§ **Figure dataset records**
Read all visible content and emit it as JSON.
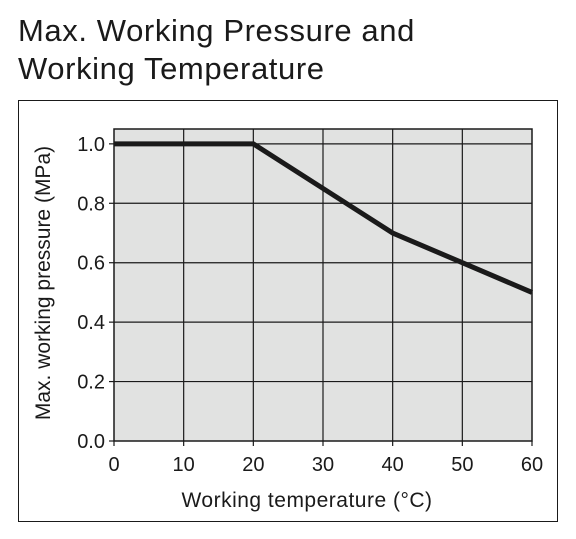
{
  "title_line1": "Max. Working Pressure and",
  "title_line2": "Working Temperature",
  "chart_data": {
    "type": "line",
    "title": "Max. Working Pressure and Working Temperature",
    "xlabel": "Working temperature (°C)",
    "ylabel": "Max. working pressure (MPa)",
    "xlim": [
      0,
      60
    ],
    "ylim": [
      0,
      1.05
    ],
    "x_ticks": [
      0,
      10,
      20,
      30,
      40,
      50,
      60
    ],
    "y_ticks": [
      0.0,
      0.2,
      0.4,
      0.6,
      0.8,
      1.0
    ],
    "x_tick_labels": [
      "0",
      "10",
      "20",
      "30",
      "40",
      "50",
      "60"
    ],
    "y_tick_labels": [
      "0.0",
      "0.2",
      "0.4",
      "0.6",
      "0.8",
      "1.0"
    ],
    "grid": true,
    "plot_background": "#e1e2e1",
    "line_color": "#1a1a1a",
    "series": [
      {
        "x": [
          0,
          20,
          30,
          40,
          50,
          60
        ],
        "y": [
          1.0,
          1.0,
          0.85,
          0.7,
          0.6,
          0.5
        ]
      }
    ]
  }
}
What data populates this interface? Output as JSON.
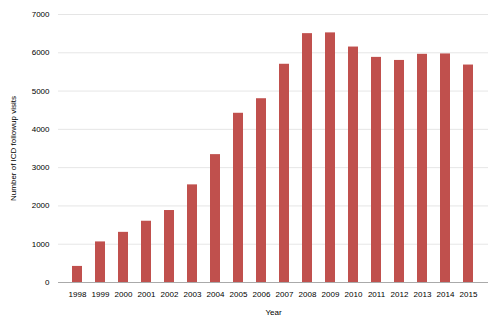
{
  "chart_data": {
    "type": "bar",
    "categories": [
      "1998",
      "1999",
      "2000",
      "2001",
      "2002",
      "2003",
      "2004",
      "2005",
      "2006",
      "2007",
      "2008",
      "2009",
      "2010",
      "2011",
      "2012",
      "2013",
      "2014",
      "2015"
    ],
    "values": [
      420,
      1060,
      1310,
      1600,
      1880,
      2550,
      3340,
      4420,
      4800,
      5700,
      6500,
      6520,
      6150,
      5880,
      5800,
      5960,
      5970,
      5680
    ],
    "color": "#c0504d",
    "xlabel": "Year",
    "ylabel": "Number of ICD followup visits",
    "ylim": [
      0,
      7000
    ],
    "yticks": [
      0,
      1000,
      2000,
      3000,
      4000,
      5000,
      6000,
      7000
    ],
    "grid": true
  }
}
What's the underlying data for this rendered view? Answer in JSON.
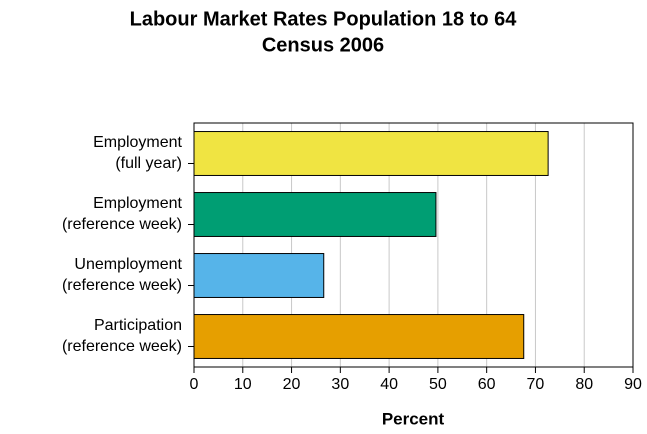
{
  "chart_data": {
    "type": "barh",
    "title": "Labour Market Rates Population 18 to 64",
    "subtitle": "Census 2006",
    "categories": [
      [
        "Employment",
        "(full year)"
      ],
      [
        "Employment",
        "(reference week)"
      ],
      [
        "Unemployment",
        "(reference week)"
      ],
      [
        "Participation",
        "(reference week)"
      ]
    ],
    "values": [
      72.6,
      49.6,
      26.6,
      67.6
    ],
    "colors": [
      "#f0e442",
      "#009e73",
      "#56b4e9",
      "#e69f00"
    ],
    "xlim": [
      0,
      90
    ],
    "xticks": [
      0,
      10,
      20,
      30,
      40,
      50,
      60,
      70,
      80,
      90
    ],
    "xlabel": "Percent",
    "grid": true
  }
}
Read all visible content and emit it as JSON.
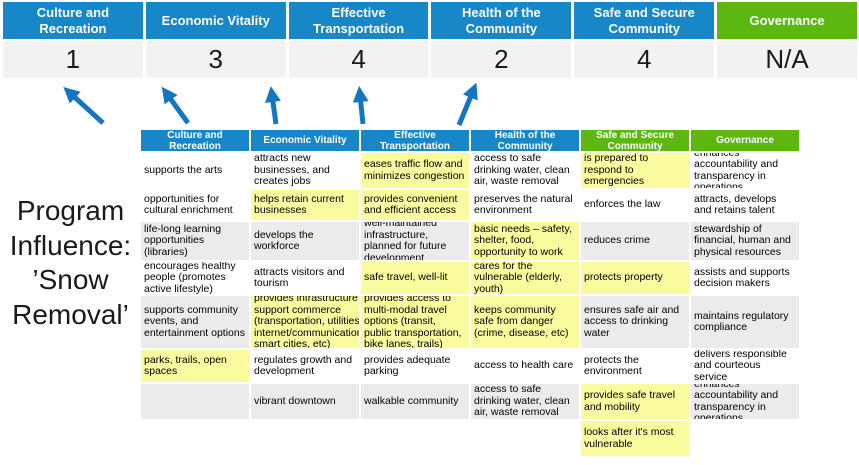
{
  "colors": {
    "blue": "#1787C8",
    "green": "#5CB711",
    "yellow": "#FAFA9E",
    "shade": "#EBEBEB",
    "scorebg": "#F2F2F2",
    "arrow": "#1476C0",
    "ink": "#1A1A1A"
  },
  "program_label": "Program\nInfluence:\n’Snow\nRemoval’",
  "summary": {
    "columns": [
      {
        "label": "Culture and Recreation",
        "score": "1",
        "accent": "blue"
      },
      {
        "label": "Economic Vitality",
        "score": "3",
        "accent": "blue"
      },
      {
        "label": "Effective Transportation",
        "score": "4",
        "accent": "blue"
      },
      {
        "label": "Health of the Community",
        "score": "2",
        "accent": "blue"
      },
      {
        "label": "Safe and Secure Community",
        "score": "4",
        "accent": "blue"
      },
      {
        "label": "Governance",
        "score": "N/A",
        "accent": "green"
      }
    ]
  },
  "matrix": {
    "headers": [
      {
        "label": "Culture and Recreation",
        "accent": "blue"
      },
      {
        "label": "Economic Vitality",
        "accent": "blue"
      },
      {
        "label": "Effective Transportation",
        "accent": "blue"
      },
      {
        "label": "Health of the Community",
        "accent": "blue"
      },
      {
        "label": "Safe and Secure Community",
        "accent": "green"
      },
      {
        "label": "Governance",
        "accent": "green"
      }
    ],
    "rows": [
      {
        "shade": false,
        "cells": [
          {
            "text": "supports the arts",
            "hl": false
          },
          {
            "text": "attracts new businesses, and creates jobs",
            "hl": false
          },
          {
            "text": "eases traffic flow and minimizes congestion",
            "hl": true
          },
          {
            "text": "access to safe drinking water, clean air, waste removal",
            "hl": false
          },
          {
            "text": "is prepared to respond to emergencies",
            "hl": true
          },
          {
            "text": "enhances accountability and transparency in operations",
            "hl": false
          }
        ]
      },
      {
        "shade": false,
        "cells": [
          {
            "text": "opportunities for cultural enrichment",
            "hl": false
          },
          {
            "text": "helps retain current businesses",
            "hl": true
          },
          {
            "text": "provides convenient and efficient access",
            "hl": true
          },
          {
            "text": "preserves the natural environment",
            "hl": false
          },
          {
            "text": "enforces the law",
            "hl": false
          },
          {
            "text": "attracts, develops and retains talent",
            "hl": false
          }
        ]
      },
      {
        "shade": true,
        "cells": [
          {
            "text": "life-long learning opportunities (libraries)",
            "hl": false
          },
          {
            "text": "develops the workforce",
            "hl": false
          },
          {
            "text": "well-maintained infrastructure, planned for future development",
            "hl": false
          },
          {
            "text": "basic needs – safety, shelter, food, opportunity to work",
            "hl": true
          },
          {
            "text": "reduces crime",
            "hl": false
          },
          {
            "text": "stewardship of financial, human and physical resources",
            "hl": false
          }
        ]
      },
      {
        "shade": false,
        "cells": [
          {
            "text": "encourages healthy people (promotes active lifestyle)",
            "hl": false
          },
          {
            "text": "attracts visitors and tourism",
            "hl": false
          },
          {
            "text": "safe travel, well-lit",
            "hl": true
          },
          {
            "text": "cares for the vulnerable (elderly, youth)",
            "hl": true
          },
          {
            "text": "protects property",
            "hl": true
          },
          {
            "text": "assists and supports decision makers",
            "hl": false
          }
        ]
      },
      {
        "shade": true,
        "cells": [
          {
            "text": "supports community events, and entertainment options",
            "hl": false
          },
          {
            "text": "provides infrastructure to support commerce (transportation, utilities, internet/communications, smart cities, etc)",
            "hl": true
          },
          {
            "text": "provides access to multi-modal travel options (transit, public transportation, bike lanes, trails)",
            "hl": true
          },
          {
            "text": "keeps community safe from danger (crime, disease, etc)",
            "hl": true
          },
          {
            "text": "ensures safe air and access to drinking water",
            "hl": false
          },
          {
            "text": "maintains regulatory compliance",
            "hl": false
          }
        ]
      },
      {
        "shade": false,
        "cells": [
          {
            "text": "parks, trails, open spaces",
            "hl": true
          },
          {
            "text": "regulates growth and development",
            "hl": false
          },
          {
            "text": "provides adequate parking",
            "hl": false
          },
          {
            "text": "access to health care",
            "hl": false
          },
          {
            "text": "protects the environment",
            "hl": false
          },
          {
            "text": "delivers responsible and courteous service",
            "hl": false
          }
        ]
      },
      {
        "shade": true,
        "cells": [
          {
            "text": "",
            "hl": false
          },
          {
            "text": "vibrant downtown",
            "hl": false
          },
          {
            "text": "walkable community",
            "hl": false
          },
          {
            "text": "access to safe drinking water, clean air, waste removal",
            "hl": false
          },
          {
            "text": "provides safe travel and mobility",
            "hl": true
          },
          {
            "text": "enhances accountability and transparency in operations",
            "hl": false
          }
        ]
      },
      {
        "shade": false,
        "cells": [
          {
            "text": "",
            "hl": false
          },
          {
            "text": "",
            "hl": false
          },
          {
            "text": "",
            "hl": false
          },
          {
            "text": "",
            "hl": false
          },
          {
            "text": "looks after it's most vulnerable",
            "hl": true
          },
          {
            "text": "",
            "hl": false
          }
        ]
      }
    ]
  }
}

§ **Stated problem**
Count the lines in which the string "ylabel" appears, then report only that figure.

§ **Response**
2